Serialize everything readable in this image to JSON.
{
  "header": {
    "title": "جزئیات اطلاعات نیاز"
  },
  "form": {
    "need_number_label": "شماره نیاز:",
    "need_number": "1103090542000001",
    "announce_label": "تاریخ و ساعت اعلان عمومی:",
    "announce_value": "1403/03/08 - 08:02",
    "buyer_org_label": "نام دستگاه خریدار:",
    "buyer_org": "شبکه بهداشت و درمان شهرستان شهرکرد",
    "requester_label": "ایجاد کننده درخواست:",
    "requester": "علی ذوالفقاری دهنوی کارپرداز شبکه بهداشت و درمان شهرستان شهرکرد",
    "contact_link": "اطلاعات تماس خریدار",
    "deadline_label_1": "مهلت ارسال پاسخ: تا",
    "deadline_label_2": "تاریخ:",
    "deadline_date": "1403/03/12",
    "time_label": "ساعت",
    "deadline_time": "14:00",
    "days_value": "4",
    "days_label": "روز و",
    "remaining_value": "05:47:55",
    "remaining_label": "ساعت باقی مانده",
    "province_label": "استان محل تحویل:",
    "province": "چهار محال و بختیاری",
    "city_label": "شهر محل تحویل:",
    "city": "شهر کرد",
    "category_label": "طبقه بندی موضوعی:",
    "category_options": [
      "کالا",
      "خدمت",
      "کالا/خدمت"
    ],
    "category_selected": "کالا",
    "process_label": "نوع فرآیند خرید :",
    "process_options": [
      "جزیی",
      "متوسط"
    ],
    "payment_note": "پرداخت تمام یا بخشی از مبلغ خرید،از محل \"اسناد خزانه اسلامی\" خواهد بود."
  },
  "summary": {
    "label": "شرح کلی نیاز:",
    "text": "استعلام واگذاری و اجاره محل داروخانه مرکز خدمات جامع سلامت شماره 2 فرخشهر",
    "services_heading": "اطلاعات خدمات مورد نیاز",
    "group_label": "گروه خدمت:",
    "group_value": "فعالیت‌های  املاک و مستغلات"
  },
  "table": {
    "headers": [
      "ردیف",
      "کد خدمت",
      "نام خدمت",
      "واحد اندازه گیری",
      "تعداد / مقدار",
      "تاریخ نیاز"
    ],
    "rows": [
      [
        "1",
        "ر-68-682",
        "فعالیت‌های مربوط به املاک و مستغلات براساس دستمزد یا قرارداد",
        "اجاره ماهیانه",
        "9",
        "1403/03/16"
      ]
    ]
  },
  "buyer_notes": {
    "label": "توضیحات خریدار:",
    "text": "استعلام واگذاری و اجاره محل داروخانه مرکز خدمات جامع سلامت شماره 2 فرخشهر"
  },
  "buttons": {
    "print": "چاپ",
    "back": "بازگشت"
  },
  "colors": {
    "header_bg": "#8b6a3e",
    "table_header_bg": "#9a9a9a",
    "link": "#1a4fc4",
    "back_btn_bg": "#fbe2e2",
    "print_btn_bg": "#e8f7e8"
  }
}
- - - - - - -
Work required
Among the entries, how many lines include the word "تاریخ"? Answer with a single number and nothing further.

Exercise output
3